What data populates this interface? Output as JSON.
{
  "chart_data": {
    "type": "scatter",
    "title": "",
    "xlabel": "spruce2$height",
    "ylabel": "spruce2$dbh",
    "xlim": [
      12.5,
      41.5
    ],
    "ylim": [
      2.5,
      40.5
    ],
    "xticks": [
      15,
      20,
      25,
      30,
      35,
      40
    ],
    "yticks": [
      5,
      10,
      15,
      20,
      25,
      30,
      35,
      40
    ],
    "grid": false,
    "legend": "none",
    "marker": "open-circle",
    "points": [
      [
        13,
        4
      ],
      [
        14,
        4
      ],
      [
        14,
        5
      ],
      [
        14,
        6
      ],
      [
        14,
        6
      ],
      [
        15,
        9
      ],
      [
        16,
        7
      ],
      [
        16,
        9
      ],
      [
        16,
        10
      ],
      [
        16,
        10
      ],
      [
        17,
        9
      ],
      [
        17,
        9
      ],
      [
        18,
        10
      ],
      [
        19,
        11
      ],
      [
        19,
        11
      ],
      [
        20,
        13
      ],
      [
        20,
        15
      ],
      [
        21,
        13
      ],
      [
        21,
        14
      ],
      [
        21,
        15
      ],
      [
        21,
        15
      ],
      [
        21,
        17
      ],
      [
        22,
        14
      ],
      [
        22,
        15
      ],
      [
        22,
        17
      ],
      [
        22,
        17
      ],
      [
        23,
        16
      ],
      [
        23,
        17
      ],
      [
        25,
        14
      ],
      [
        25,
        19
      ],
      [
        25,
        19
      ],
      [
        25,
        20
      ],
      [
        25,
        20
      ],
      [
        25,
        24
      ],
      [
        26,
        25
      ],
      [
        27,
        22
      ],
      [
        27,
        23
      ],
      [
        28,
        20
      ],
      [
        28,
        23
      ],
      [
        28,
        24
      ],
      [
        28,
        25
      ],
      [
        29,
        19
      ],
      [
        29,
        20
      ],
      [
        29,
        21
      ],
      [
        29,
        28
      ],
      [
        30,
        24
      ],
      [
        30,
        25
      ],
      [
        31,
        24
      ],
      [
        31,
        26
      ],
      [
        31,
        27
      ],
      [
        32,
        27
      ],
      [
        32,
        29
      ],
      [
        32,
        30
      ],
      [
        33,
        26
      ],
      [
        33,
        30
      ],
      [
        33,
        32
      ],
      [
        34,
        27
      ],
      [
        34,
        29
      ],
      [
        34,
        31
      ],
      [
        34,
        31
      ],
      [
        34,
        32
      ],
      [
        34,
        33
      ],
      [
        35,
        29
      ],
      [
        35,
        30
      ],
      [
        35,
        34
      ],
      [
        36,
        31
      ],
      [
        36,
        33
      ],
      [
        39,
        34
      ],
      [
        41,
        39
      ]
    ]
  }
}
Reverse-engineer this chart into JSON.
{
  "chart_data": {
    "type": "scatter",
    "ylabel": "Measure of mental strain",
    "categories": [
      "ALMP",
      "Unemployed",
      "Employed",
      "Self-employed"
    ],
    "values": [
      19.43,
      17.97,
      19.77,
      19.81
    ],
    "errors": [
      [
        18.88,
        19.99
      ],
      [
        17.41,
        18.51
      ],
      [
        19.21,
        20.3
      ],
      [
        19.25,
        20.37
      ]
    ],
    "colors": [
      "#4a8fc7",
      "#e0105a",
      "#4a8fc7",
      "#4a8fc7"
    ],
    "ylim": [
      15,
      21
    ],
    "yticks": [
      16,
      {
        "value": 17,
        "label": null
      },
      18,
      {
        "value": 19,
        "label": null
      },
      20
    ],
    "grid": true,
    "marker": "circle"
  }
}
************
* _Requirement_
Every entry must be output again, exactly as written above.

* _Answer to this exercise_
What data populates this interface? Output as JSON.
{
  "chart_data": {
    "type": "scatter",
    "title": "",
    "xlabel": "spruce2$height",
    "ylabel": "spruce2$dbh",
    "xlim": [
      12.5,
      41.5
    ],
    "ylim": [
      2.5,
      40.5
    ],
    "xticks": [
      15,
      20,
      25,
      30,
      35,
      40
    ],
    "yticks": [
      5,
      10,
      15,
      20,
      25,
      30,
      35,
      40
    ],
    "grid": false,
    "legend": "none",
    "marker": "open-circle",
    "points": [
      [
        13,
        4
      ],
      [
        14,
        4
      ],
      [
        14,
        5
      ],
      [
        14,
        6
      ],
      [
        14,
        6
      ],
      [
        15,
        9
      ],
      [
        16,
        7
      ],
      [
        16,
        9
      ],
      [
        16,
        10
      ],
      [
        16,
        10
      ],
      [
        17,
        9
      ],
      [
        17,
        9
      ],
      [
        18,
        10
      ],
      [
        19,
        11
      ],
      [
        19,
        11
      ],
      [
        20,
        13
      ],
      [
        20,
        15
      ],
      [
        21,
        13
      ],
      [
        21,
        14
      ],
      [
        21,
        15
      ],
      [
        21,
        15
      ],
      [
        21,
        17
      ],
      [
        22,
        14
      ],
      [
        22,
        15
      ],
      [
        22,
        17
      ],
      [
        22,
        17
      ],
      [
        23,
        16
      ],
      [
        23,
        17
      ],
      [
        25,
        14
      ],
      [
        25,
        19
      ],
      [
        25,
        19
      ],
      [
        25,
        20
      ],
      [
        25,
        20
      ],
      [
        25,
        24
      ],
      [
        26,
        25
      ],
      [
        27,
        22
      ],
      [
        27,
        23
      ],
      [
        28,
        20
      ],
      [
        28,
        23
      ],
      [
        28,
        24
      ],
      [
        28,
        25
      ],
      [
        29,
        19
      ],
      [
        29,
        20
      ],
      [
        29,
        21
      ],
      [
        29,
        28
      ],
      [
        30,
        24
      ],
      [
        30,
        25
      ],
      [
        31,
        24
      ],
      [
        31,
        26
      ],
      [
        31,
        27
      ],
      [
        32,
        27
      ],
      [
        32,
        29
      ],
      [
        32,
        30
      ],
      [
        33,
        26
      ],
      [
        33,
        30
      ],
      [
        33,
        32
      ],
      [
        34,
        27
      ],
      [
        34,
        29
      ],
      [
        34,
        31
      ],
      [
        34,
        31
      ],
      [
        34,
        32
      ],
      [
        34,
        33
      ],
      [
        35,
        29
      ],
      [
        35,
        30
      ],
      [
        35,
        34
      ],
      [
        36,
        31
      ],
      [
        36,
        33
      ],
      [
        39,
        34
      ],
      [
        41,
        39
      ]
    ]
  }
}
Reverse-engineer this chart into JSON.
{
  "chart_data": {
    "type": "scatter",
    "ylabel": "Measure of mental strain",
    "categories": [
      "ALMP",
      "Unemployed",
      "Employed",
      "Self-employed"
    ],
    "values": [
      19.43,
      17.97,
      19.77,
      19.81
    ],
    "errors": [
      [
        18.88,
        19.99
      ],
      [
        17.41,
        18.51
      ],
      [
        19.21,
        20.3
      ],
      [
        19.25,
        20.37
      ]
    ],
    "colors": [
      "#4a8fc7",
      "#e0105a",
      "#4a8fc7",
      "#4a8fc7"
    ],
    "ylim": [
      15,
      21
    ],
    "yticks": [
      16,
      {
        "value": 17,
        "label": null
      },
      18,
      {
        "value": 19,
        "label": null
      },
      20
    ],
    "grid": true,
    "marker": "circle"
  }
}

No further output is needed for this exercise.